- [TASK PROMPT]: Omit every picture and return the rest of the data unaltered.

________

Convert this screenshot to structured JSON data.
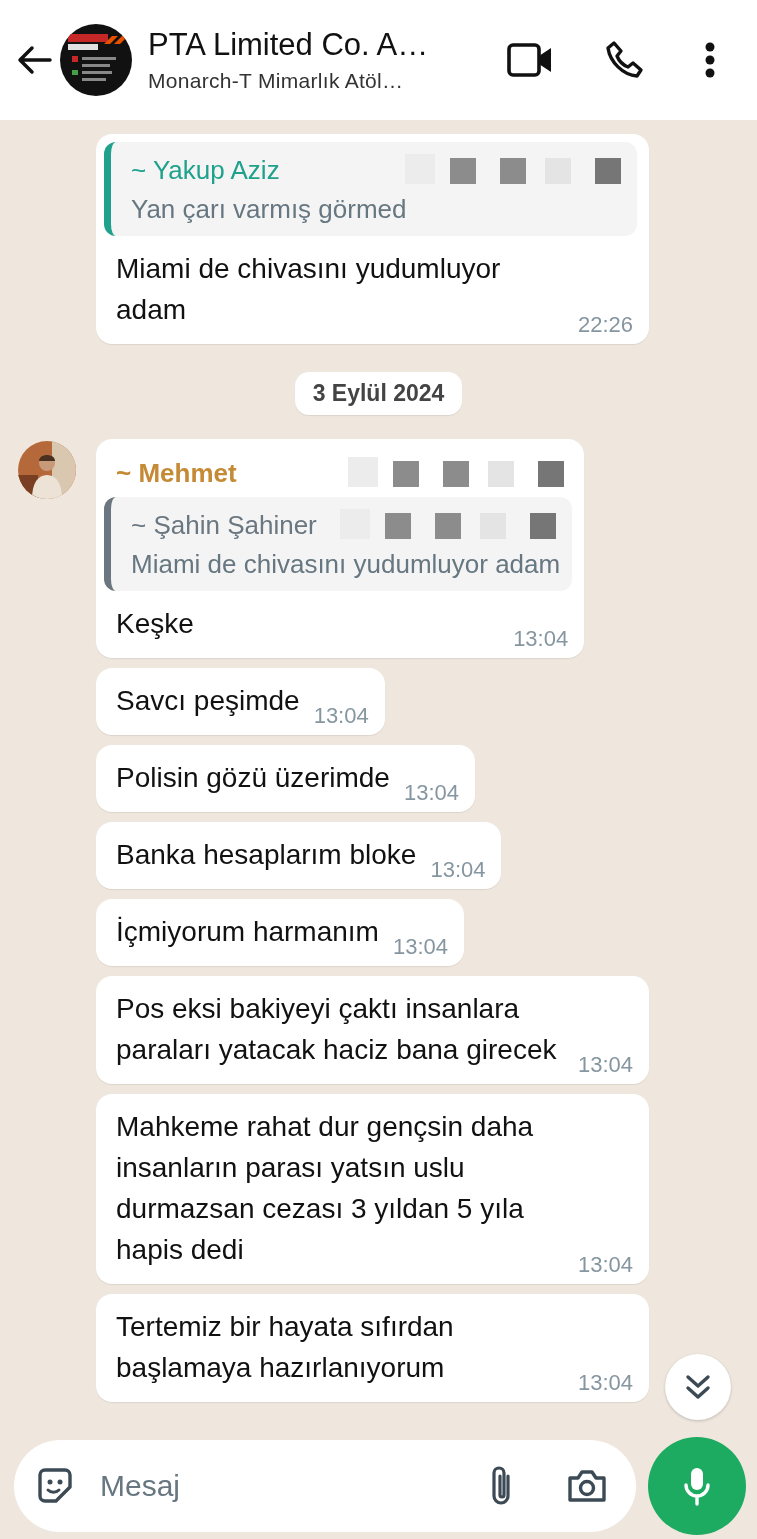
{
  "header": {
    "title": "PTA Limited Co. A…",
    "subtitle": "Monarch-T Mimarlık Atöl…"
  },
  "items": [
    {
      "kind": "message",
      "quote": {
        "author": "~ Yakup Aziz",
        "text": "Yan çarı varmış görmed",
        "color": "#1fa18c",
        "number_hidden": true
      },
      "text": "Miami de chivasını yudumluyor adam",
      "time": "22:26"
    },
    {
      "kind": "date",
      "text": "3 Eylül 2024"
    },
    {
      "kind": "message",
      "avatar": true,
      "sender": {
        "name": "~ Mehmet",
        "color": "#c58a35",
        "number_hidden": true
      },
      "quote": {
        "author": "~ Şahin Şahiner",
        "text": "Miami de chivasını yudumluyor adam",
        "color": "#6b7780",
        "number_hidden": true
      },
      "text": "Keşke",
      "time": "13:04"
    },
    {
      "kind": "message",
      "text": "Savcı peşimde",
      "time": "13:04"
    },
    {
      "kind": "message",
      "text": "Polisin gözü üzerimde",
      "time": "13:04"
    },
    {
      "kind": "message",
      "text": "Banka hesaplarım bloke",
      "time": "13:04"
    },
    {
      "kind": "message",
      "text": "İçmiyorum harmanım",
      "time": "13:04"
    },
    {
      "kind": "message",
      "text": "Pos eksi bakiyeyi çaktı insanlara paraları yatacak haciz bana girecek",
      "time": "13:04"
    },
    {
      "kind": "message",
      "text": "Mahkeme rahat dur gençsin daha insanların parası yatsın uslu durmazsan cezası 3 yıldan 5 yıla hapis dedi",
      "time": "13:04"
    },
    {
      "kind": "message",
      "text": "Tertemiz bir hayata sıfırdan başlamaya hazırlanıyorum",
      "time": "13:04"
    }
  ],
  "composer": {
    "placeholder": "Mesaj"
  }
}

________

- [CORRECT ANSWER]:
Convert this screenshot to structured JSON data.
{
  "header": {
    "title": "PTA Limited Co. A…",
    "subtitle": "Monarch-T Mimarlık Atöl…"
  },
  "items": [
    {
      "kind": "message",
      "quote": {
        "author": "~ Yakup Aziz",
        "text": "Yan çarı varmış görmed",
        "color": "#1fa18c",
        "number_hidden": true
      },
      "text": "Miami de chivasını yudumluyor adam",
      "time": "22:26"
    },
    {
      "kind": "date",
      "text": "3 Eylül 2024"
    },
    {
      "kind": "message",
      "avatar": true,
      "sender": {
        "name": "~ Mehmet",
        "color": "#c58a35",
        "number_hidden": true
      },
      "quote": {
        "author": "~ Şahin Şahiner",
        "text": "Miami de chivasını yudumluyor adam",
        "color": "#6b7780",
        "number_hidden": true
      },
      "text": "Keşke",
      "time": "13:04"
    },
    {
      "kind": "message",
      "text": "Savcı peşimde",
      "time": "13:04"
    },
    {
      "kind": "message",
      "text": "Polisin gözü üzerimde",
      "time": "13:04"
    },
    {
      "kind": "message",
      "text": "Banka hesaplarım bloke",
      "time": "13:04"
    },
    {
      "kind": "message",
      "text": "İçmiyorum harmanım",
      "time": "13:04"
    },
    {
      "kind": "message",
      "text": "Pos eksi bakiyeyi çaktı insanlara paraları yatacak haciz bana girecek",
      "time": "13:04"
    },
    {
      "kind": "message",
      "text": "Mahkeme rahat dur gençsin daha insanların parası yatsın uslu durmazsan cezası 3 yıldan 5 yıla hapis dedi",
      "time": "13:04"
    },
    {
      "kind": "message",
      "text": "Tertemiz bir hayata sıfırdan başlamaya hazırlanıyorum",
      "time": "13:04"
    }
  ],
  "composer": {
    "placeholder": "Mesaj"
  }
}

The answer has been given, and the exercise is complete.